THE TASK - Type out the records that follow, exactly as given.

Saved entries -
◆ ◆ ◆ ◆ ◆

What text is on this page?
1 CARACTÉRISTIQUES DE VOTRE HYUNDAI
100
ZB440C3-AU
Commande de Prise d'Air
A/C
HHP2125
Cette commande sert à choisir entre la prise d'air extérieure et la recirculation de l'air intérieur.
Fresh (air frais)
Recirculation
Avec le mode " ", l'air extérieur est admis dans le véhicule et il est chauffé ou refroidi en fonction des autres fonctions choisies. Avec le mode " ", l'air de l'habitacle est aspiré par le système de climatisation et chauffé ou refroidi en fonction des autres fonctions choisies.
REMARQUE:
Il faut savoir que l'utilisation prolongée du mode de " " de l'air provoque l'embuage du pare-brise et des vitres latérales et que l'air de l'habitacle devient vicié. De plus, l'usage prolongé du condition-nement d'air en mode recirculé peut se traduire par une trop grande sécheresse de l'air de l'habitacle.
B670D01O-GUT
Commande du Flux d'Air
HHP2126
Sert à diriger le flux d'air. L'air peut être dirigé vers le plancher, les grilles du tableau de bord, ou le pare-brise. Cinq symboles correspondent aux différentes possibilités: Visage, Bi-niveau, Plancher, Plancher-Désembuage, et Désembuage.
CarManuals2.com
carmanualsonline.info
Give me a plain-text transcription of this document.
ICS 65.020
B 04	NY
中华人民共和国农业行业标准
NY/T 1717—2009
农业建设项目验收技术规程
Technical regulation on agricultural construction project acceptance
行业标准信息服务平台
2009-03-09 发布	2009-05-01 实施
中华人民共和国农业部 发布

◆ ◆ ◆ ◆ ◆

RESULT OF THIS TASK -
What text is on this page?
1 CARACTÉRISTIQUES DE VOTRE HYUNDAI
100
ZB440C3-AU
Commande de Prise d'Air
A/C
HHP2125
Cette commande sert à choisir entre la prise d'air extérieure et la recirculation de l'air intérieur.
Fresh (air frais)
Recirculation
Avec le mode " ", l'air extérieur est admis dans le véhicule et il est chauffé ou refroidi en fonction des autres fonctions choisies. Avec le mode " ", l'air de l'habitacle est aspiré par le système de climatisation et chauffé ou refroidi en fonction des autres fonctions choisies.
REMARQUE:
Il faut savoir que l'utilisation prolongée du mode de " " de l'air provoque l'embuage du pare-brise et des vitres latérales et que l'air de l'habitacle devient vicié. De plus, l'usage prolongé du condition-nement d'air en mode recirculé peut se traduire par une trop grande sécheresse de l'air de l'habitacle.
B670D01O-GUT
Commande du Flux d'Air
HHP2126
Sert à diriger le flux d'air. L'air peut être dirigé vers le plancher, les grilles du tableau de bord, ou le pare-brise. Cinq symboles correspondent aux différentes possibilités: Visage, Bi-niveau, Plancher, Plancher-Désembuage, et Désembuage.
CarManuals2.com
carmanualsonline.info
Give me a plain-text transcription of this document.
ICS 65.020
B 04	NY
中华人民共和国农业行业标准
NY/T 1717—2009
农业建设项目验收技术规程
Technical regulation on agricultural construction project acceptance
行业标准信息服务平台
2009-03-09 发布	2009-05-01 实施
中华人民共和国农业部 发布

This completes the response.